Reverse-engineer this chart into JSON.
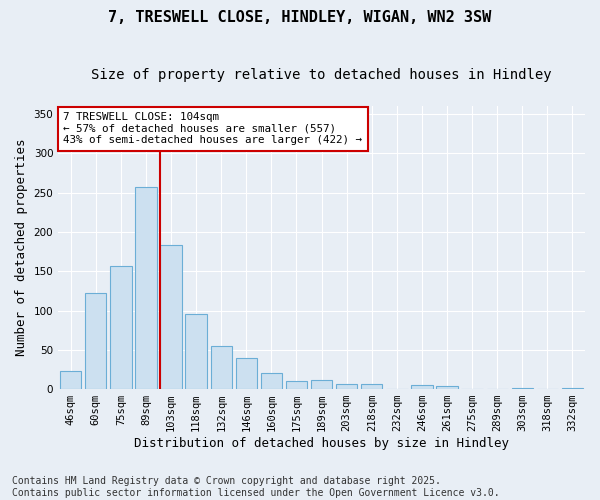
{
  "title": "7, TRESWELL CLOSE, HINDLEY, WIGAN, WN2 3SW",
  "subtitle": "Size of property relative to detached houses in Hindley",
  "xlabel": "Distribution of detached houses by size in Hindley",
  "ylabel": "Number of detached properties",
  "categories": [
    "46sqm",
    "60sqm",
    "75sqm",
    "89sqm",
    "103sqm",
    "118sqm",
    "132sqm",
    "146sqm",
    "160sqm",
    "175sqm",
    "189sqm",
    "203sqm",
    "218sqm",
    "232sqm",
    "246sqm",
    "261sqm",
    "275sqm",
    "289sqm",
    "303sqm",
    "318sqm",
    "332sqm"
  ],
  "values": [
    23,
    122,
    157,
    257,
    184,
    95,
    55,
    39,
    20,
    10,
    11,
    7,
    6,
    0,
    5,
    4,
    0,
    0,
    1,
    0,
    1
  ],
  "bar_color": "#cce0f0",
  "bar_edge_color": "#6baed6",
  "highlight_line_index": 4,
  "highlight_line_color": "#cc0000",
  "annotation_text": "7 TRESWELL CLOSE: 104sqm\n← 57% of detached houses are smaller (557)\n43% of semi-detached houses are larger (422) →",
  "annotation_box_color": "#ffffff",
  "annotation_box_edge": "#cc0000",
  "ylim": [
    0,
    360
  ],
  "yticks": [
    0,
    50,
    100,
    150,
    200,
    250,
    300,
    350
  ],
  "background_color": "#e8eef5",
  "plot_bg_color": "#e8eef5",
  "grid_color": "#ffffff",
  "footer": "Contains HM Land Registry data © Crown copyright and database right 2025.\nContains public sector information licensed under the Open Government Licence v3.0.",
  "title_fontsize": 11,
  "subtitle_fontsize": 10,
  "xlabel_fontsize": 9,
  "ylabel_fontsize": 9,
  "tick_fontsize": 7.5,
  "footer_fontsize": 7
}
• • • • •
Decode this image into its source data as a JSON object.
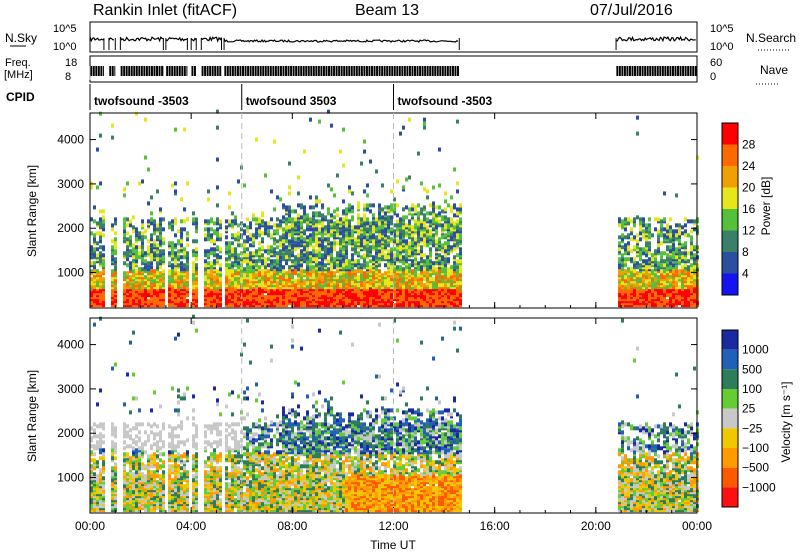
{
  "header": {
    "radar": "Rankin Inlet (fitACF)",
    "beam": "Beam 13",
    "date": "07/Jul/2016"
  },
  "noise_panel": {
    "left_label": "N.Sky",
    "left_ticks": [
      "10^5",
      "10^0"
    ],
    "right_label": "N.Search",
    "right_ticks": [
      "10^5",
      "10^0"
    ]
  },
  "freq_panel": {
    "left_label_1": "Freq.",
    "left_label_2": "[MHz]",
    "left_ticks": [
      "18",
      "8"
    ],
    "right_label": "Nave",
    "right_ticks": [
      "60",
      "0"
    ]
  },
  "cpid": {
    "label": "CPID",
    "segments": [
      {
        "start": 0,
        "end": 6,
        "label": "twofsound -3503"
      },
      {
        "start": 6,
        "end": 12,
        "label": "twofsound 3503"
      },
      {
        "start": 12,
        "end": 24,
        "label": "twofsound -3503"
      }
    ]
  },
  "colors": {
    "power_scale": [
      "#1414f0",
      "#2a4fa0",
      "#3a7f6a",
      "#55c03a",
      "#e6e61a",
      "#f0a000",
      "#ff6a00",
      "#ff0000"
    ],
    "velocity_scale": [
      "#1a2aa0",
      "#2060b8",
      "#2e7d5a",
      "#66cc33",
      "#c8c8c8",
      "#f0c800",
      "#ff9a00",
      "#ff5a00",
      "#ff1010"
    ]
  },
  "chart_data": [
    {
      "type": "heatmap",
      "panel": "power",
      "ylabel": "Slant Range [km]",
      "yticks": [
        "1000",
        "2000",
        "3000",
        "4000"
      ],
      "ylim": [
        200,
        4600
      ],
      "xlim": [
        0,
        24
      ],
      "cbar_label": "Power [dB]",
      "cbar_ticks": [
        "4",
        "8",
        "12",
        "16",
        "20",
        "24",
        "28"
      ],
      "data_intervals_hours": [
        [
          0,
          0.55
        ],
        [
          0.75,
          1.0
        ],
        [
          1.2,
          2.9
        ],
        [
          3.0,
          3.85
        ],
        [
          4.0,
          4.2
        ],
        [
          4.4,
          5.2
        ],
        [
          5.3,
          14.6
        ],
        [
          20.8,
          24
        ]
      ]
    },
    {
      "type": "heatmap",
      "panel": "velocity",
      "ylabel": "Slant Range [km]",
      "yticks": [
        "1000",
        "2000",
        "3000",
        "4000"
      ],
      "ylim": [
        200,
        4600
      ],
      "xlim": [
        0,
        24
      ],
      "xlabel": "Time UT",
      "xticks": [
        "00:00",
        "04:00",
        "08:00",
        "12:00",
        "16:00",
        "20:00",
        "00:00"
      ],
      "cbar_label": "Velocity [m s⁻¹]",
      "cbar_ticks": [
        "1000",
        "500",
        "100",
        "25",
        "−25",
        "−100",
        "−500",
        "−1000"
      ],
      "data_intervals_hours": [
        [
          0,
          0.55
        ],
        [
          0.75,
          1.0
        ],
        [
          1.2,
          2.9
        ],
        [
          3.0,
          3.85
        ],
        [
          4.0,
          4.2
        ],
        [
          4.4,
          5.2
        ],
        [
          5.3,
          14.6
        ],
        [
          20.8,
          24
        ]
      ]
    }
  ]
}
• • • • •
◆ REQUEST ◆
Copy, from the material above, each line in which the string "CLOSE" occurs.

◆ EXERCISE RESPONSE ◆
  "title": "7, TRESWELL CLOSE, HINDLEY, WIGAN, WN2 3SW",
  "annotation_text": "7 TRESWELL CLOSE: 104sqm\n← 57% of detached houses are smaller (557)\n43% of semi-detached houses are larger (422) →",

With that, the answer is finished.